>> BEGIN

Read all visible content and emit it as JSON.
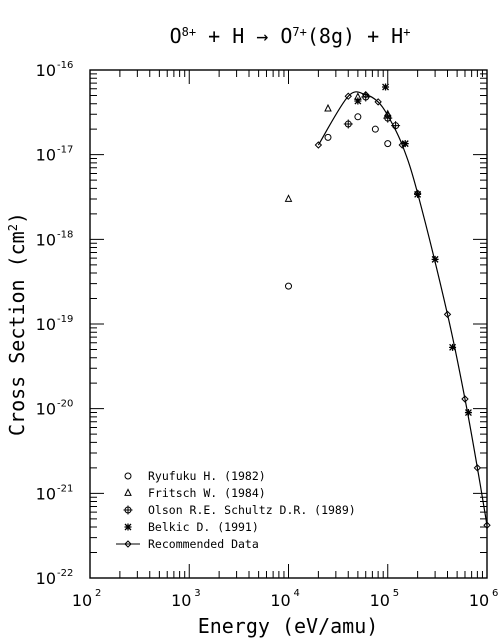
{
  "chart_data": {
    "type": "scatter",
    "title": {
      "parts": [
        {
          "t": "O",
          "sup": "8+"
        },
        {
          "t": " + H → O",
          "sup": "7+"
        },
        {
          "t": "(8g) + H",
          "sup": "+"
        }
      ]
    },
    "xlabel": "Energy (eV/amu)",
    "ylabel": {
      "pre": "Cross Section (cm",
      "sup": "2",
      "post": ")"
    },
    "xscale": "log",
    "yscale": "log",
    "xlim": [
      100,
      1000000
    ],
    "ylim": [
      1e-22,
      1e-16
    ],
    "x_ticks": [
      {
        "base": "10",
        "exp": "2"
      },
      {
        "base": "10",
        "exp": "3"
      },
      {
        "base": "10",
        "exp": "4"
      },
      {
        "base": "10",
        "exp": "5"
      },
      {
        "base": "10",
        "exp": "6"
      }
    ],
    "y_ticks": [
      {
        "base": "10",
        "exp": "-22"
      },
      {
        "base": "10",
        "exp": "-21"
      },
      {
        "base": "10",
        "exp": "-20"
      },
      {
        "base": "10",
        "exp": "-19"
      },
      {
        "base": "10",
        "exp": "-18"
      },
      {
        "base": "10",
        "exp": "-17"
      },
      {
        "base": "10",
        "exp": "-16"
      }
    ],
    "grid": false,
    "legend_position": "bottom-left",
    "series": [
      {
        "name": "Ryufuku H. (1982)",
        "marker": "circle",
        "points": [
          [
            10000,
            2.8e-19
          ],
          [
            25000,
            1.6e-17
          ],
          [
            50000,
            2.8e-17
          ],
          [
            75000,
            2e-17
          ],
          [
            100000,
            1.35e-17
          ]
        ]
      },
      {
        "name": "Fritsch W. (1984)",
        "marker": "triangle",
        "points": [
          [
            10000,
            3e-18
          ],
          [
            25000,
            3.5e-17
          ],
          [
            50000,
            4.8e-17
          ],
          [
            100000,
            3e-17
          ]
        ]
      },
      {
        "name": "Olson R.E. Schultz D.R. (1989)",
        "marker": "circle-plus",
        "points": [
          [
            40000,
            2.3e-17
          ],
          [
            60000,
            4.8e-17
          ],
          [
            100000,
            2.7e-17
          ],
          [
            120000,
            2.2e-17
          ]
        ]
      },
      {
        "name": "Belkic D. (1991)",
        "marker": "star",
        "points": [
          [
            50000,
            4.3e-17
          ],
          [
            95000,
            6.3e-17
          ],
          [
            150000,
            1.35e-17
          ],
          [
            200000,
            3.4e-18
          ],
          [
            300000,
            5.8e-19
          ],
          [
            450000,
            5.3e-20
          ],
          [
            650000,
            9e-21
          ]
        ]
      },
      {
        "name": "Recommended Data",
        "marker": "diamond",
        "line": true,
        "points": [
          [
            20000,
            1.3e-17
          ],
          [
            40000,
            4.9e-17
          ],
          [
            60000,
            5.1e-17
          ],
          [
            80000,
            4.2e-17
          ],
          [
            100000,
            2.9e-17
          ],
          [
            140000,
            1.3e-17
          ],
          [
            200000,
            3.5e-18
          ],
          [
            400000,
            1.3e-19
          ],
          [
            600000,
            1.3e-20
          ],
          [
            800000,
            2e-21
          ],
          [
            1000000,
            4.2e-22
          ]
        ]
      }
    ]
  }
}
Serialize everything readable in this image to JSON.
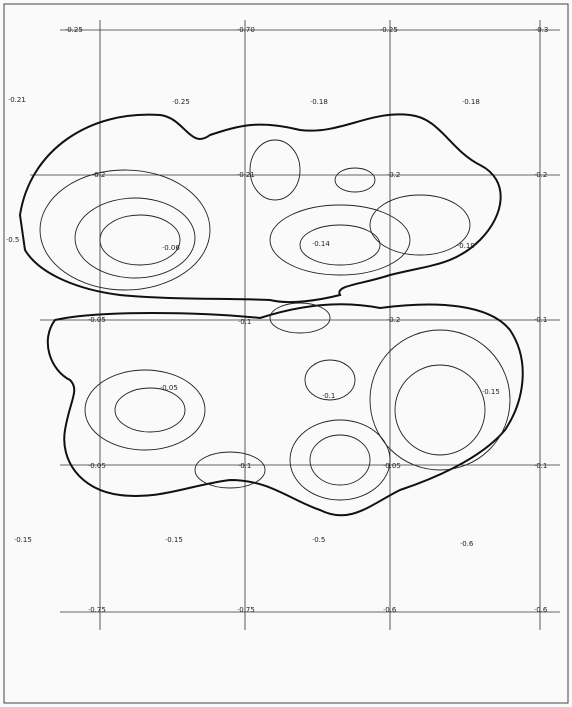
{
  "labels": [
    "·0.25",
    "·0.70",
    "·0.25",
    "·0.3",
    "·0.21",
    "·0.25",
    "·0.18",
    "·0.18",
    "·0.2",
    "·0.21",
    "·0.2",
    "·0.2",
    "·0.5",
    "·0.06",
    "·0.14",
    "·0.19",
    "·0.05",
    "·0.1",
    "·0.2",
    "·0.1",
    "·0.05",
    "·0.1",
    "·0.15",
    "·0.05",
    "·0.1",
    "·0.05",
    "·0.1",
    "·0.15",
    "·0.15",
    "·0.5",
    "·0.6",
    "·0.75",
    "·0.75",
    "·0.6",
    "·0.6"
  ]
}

>> END

Task to complete>
In the data above, find the line with "Serialize everything readable" and repeat it and every line after it through the end, exactly; leave the pictures out.

Result>
Serialize everything readable in this image to JSON.
{
  "labels": [
    "·0.25",
    "·0.70",
    "·0.25",
    "·0.3",
    "·0.21",
    "·0.25",
    "·0.18",
    "·0.18",
    "·0.2",
    "·0.21",
    "·0.2",
    "·0.2",
    "·0.5",
    "·0.06",
    "·0.14",
    "·0.19",
    "·0.05",
    "·0.1",
    "·0.2",
    "·0.1",
    "·0.05",
    "·0.1",
    "·0.15",
    "·0.05",
    "·0.1",
    "·0.05",
    "·0.1",
    "·0.15",
    "·0.15",
    "·0.5",
    "·0.6",
    "·0.75",
    "·0.75",
    "·0.6",
    "·0.6"
  ]
}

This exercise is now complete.